**GIVEN INSTRUCTION**
Copy each line below in which the word "ylabel" occurs.

########################################

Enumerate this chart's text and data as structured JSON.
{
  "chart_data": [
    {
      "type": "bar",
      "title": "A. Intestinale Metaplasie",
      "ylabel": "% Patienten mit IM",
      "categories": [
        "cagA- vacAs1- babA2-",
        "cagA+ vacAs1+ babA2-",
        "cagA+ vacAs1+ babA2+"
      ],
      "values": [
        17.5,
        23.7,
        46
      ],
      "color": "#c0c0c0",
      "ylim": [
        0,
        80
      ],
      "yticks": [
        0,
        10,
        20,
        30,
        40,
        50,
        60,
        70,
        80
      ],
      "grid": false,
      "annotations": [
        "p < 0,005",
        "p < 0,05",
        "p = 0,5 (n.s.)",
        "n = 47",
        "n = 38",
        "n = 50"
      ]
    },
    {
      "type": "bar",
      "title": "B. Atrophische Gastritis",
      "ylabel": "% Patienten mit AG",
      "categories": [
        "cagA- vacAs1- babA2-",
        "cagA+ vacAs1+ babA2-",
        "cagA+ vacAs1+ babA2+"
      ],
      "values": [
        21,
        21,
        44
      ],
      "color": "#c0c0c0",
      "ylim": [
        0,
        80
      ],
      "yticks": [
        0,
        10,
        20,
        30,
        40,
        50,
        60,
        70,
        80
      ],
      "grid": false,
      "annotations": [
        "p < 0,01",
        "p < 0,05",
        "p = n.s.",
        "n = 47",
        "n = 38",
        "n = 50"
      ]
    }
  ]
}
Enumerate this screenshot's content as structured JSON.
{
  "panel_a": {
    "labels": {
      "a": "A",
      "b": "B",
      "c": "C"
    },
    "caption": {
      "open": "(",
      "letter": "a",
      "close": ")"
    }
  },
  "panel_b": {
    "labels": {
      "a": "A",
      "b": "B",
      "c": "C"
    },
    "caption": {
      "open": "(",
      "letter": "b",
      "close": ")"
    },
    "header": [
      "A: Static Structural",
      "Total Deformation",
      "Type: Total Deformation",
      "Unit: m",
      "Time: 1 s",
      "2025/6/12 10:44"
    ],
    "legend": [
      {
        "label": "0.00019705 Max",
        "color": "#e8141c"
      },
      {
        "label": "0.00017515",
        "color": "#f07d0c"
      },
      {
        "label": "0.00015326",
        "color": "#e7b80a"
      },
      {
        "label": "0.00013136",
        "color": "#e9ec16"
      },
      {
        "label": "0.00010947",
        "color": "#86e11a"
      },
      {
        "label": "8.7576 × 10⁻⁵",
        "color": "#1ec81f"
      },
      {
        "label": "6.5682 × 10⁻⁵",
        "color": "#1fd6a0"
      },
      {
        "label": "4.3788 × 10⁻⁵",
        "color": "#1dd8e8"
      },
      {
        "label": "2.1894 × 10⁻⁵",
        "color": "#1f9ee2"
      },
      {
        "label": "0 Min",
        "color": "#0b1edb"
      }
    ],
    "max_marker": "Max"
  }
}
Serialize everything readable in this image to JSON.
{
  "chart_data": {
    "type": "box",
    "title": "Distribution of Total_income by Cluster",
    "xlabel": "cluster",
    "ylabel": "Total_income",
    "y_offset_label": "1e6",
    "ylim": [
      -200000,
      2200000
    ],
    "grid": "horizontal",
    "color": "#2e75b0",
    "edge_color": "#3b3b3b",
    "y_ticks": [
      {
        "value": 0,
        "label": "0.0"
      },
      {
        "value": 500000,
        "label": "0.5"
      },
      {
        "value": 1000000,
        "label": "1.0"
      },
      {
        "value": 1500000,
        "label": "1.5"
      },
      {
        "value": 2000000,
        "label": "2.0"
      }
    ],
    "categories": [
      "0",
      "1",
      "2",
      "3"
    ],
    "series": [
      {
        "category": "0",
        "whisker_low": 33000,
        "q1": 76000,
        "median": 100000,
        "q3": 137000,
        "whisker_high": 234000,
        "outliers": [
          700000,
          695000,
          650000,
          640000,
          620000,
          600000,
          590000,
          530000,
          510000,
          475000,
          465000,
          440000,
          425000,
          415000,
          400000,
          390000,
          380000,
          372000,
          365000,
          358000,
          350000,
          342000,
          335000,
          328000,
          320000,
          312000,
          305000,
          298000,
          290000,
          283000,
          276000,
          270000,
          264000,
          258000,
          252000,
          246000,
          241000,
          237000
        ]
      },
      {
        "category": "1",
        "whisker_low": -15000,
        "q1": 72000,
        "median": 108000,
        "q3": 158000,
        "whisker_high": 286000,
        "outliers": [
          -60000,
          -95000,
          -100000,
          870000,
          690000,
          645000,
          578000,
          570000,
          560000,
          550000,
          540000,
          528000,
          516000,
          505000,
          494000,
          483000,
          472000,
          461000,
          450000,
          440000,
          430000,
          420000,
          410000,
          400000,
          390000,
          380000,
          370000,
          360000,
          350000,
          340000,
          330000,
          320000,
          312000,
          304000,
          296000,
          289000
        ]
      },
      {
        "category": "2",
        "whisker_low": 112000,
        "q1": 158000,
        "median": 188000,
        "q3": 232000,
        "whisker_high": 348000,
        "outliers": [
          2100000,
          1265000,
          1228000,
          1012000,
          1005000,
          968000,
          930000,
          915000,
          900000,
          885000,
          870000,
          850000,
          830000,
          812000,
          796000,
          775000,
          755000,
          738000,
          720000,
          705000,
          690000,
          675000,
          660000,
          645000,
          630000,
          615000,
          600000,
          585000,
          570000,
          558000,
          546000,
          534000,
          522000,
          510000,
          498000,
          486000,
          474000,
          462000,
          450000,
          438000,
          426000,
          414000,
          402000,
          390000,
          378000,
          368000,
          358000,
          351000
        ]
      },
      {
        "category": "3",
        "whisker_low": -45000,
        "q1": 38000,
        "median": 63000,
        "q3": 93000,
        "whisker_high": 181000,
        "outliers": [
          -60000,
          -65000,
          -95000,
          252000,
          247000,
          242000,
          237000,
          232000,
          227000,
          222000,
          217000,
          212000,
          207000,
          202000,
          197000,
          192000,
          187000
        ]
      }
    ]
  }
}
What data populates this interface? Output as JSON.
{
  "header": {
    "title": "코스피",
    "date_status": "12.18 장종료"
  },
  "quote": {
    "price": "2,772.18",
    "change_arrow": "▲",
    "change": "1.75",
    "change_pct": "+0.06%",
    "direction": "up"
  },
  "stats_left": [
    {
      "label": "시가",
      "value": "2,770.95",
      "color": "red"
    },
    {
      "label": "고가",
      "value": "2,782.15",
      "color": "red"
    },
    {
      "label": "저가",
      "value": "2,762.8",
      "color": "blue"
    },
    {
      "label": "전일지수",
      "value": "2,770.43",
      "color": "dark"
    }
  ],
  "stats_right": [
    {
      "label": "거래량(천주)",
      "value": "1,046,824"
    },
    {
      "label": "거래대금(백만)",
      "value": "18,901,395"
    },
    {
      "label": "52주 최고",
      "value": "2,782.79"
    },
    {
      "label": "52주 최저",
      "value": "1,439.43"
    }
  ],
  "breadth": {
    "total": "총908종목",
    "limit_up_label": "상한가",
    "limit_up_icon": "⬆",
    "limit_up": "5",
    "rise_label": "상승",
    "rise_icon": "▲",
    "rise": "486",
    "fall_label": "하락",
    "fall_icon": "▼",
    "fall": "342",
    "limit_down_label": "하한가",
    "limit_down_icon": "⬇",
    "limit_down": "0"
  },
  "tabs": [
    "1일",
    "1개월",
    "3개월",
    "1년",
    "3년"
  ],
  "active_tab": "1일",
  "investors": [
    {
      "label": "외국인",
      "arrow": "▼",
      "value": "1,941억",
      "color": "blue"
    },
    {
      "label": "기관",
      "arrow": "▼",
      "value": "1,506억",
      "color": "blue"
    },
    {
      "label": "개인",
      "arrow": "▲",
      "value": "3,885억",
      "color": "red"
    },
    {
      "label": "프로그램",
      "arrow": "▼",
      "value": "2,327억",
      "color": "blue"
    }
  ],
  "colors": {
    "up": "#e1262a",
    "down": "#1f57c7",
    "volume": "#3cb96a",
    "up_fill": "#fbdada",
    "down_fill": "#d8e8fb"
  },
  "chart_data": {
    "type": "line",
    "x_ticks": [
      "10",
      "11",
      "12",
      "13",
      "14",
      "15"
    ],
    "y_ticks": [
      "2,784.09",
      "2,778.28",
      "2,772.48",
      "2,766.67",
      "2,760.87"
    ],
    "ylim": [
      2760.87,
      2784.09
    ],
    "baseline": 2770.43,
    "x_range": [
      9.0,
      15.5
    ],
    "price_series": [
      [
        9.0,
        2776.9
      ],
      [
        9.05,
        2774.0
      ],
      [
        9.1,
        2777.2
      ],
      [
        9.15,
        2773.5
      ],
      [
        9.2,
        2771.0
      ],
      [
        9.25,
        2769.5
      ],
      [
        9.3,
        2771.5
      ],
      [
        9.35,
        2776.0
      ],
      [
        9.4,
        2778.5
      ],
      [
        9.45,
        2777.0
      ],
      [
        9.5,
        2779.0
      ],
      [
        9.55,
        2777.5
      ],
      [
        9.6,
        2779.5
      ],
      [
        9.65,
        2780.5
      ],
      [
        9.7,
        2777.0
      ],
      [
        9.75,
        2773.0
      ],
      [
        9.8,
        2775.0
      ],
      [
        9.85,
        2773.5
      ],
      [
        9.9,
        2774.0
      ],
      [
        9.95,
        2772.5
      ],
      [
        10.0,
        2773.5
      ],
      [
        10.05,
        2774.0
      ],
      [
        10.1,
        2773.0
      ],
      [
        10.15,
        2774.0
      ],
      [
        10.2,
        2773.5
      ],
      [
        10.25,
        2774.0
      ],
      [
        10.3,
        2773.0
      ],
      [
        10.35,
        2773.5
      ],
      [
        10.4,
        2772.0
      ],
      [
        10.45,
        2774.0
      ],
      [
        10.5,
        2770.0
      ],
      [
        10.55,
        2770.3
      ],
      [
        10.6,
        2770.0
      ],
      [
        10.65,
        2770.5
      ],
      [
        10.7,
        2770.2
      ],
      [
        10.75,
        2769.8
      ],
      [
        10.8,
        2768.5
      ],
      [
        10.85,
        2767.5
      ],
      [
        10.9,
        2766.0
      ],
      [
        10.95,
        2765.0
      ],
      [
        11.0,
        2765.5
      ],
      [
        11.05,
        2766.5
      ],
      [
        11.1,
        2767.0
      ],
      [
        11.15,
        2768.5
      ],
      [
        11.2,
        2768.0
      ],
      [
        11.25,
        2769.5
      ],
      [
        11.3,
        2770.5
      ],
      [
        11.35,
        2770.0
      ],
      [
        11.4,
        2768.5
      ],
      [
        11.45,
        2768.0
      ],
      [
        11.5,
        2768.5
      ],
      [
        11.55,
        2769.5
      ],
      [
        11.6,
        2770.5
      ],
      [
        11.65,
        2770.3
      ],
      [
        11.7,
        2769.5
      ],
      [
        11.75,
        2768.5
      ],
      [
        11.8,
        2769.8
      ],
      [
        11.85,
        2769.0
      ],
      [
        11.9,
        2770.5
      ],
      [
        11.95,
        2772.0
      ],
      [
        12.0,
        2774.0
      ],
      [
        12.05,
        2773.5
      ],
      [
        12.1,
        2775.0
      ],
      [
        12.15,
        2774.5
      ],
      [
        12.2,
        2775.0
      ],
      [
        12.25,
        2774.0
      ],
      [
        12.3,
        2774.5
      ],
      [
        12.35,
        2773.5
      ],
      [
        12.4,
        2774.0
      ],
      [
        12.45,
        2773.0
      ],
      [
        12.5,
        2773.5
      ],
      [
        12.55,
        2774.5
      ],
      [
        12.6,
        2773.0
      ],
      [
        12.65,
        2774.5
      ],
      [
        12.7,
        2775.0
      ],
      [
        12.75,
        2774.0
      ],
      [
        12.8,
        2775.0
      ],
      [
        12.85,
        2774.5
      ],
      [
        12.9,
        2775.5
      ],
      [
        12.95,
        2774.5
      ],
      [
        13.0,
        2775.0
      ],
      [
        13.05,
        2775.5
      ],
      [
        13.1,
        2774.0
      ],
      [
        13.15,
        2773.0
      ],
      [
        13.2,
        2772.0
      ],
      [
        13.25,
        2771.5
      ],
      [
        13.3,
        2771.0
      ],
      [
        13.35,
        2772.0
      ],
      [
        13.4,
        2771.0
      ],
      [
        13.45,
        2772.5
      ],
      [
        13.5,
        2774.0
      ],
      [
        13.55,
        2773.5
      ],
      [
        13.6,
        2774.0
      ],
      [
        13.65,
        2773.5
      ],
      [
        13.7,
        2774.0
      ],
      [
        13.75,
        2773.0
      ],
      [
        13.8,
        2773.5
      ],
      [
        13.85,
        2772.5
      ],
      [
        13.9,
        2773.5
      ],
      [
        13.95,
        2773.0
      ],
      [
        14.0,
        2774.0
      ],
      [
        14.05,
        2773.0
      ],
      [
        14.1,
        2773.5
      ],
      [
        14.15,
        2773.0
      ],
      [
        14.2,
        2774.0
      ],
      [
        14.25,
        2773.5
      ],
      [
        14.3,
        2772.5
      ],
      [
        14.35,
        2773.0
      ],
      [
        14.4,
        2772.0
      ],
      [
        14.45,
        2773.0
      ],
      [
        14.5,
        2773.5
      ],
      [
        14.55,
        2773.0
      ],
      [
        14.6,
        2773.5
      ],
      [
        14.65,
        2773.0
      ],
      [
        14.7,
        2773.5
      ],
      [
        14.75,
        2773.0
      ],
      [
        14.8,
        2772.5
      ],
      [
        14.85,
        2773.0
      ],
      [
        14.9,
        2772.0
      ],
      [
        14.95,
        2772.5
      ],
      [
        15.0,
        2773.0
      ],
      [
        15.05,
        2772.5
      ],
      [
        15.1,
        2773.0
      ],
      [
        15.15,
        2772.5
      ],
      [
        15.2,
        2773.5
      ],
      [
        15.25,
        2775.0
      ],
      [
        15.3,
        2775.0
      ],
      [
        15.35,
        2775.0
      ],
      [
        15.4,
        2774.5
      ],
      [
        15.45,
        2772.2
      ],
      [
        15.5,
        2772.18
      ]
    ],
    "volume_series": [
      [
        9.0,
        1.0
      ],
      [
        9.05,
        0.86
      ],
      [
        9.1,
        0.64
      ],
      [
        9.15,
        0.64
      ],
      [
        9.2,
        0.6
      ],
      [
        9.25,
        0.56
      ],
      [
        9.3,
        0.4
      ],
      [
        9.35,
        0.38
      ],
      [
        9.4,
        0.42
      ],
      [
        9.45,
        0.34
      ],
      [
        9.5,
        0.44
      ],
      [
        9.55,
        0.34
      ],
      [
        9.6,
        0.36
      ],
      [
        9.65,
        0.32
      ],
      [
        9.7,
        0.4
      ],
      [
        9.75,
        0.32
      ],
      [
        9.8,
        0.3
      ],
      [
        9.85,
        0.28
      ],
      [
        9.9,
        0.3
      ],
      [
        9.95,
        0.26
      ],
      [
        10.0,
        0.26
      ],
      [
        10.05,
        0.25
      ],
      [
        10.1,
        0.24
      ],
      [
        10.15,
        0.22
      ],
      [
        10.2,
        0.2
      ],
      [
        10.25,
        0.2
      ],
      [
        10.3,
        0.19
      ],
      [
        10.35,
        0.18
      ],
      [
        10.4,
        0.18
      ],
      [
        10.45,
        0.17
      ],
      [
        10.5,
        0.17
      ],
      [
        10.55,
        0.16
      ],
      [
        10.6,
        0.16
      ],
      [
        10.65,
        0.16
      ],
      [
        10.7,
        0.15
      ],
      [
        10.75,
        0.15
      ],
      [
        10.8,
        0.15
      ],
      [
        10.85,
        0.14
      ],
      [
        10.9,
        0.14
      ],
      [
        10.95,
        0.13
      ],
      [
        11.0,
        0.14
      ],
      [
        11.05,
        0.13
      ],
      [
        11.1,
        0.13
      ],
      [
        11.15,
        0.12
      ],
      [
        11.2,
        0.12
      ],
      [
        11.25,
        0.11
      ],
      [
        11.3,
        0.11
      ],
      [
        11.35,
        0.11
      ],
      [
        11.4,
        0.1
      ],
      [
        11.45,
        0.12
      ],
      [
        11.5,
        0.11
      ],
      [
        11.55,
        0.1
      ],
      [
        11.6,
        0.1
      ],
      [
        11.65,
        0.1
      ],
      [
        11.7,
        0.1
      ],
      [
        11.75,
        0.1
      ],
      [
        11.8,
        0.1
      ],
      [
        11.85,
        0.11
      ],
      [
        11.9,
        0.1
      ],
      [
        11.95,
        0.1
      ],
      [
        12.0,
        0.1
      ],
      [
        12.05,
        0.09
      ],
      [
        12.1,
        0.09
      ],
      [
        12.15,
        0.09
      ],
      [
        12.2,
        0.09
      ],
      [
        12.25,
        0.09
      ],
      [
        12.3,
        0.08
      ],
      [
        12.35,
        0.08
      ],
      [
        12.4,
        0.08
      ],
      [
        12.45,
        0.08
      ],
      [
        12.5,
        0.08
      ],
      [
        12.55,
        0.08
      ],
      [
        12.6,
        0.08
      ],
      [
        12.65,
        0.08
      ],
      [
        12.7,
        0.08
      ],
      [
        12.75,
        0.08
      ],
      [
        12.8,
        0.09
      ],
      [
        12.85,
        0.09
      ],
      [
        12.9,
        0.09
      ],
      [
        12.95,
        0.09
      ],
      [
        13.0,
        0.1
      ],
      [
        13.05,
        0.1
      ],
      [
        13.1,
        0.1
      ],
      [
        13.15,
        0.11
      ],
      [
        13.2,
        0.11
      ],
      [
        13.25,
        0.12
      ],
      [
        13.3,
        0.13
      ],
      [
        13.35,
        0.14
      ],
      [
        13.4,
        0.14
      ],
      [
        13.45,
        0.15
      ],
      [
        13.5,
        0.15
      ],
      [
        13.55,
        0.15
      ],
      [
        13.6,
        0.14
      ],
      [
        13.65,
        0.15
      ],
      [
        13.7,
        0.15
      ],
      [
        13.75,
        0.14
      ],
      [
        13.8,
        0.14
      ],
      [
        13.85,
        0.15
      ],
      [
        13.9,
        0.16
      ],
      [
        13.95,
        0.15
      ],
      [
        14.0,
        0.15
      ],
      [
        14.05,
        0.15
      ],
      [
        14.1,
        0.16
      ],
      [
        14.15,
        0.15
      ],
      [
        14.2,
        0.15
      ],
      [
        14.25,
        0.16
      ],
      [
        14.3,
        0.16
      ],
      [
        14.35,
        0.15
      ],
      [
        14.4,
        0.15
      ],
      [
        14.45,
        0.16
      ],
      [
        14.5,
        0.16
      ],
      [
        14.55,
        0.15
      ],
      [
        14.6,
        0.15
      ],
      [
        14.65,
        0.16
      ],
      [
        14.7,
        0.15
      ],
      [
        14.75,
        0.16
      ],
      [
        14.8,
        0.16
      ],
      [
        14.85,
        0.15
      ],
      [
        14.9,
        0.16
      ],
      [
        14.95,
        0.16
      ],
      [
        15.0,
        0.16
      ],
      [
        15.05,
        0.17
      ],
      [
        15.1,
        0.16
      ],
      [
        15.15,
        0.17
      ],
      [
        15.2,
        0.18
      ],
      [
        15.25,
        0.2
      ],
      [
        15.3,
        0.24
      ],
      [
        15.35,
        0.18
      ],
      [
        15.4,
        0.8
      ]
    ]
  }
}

########################################

**THE RESULT**
      "ylabel": "% Patienten mit IM",
      "ylabel": "% Patienten mit AG",
    "ylabel": "Total_income",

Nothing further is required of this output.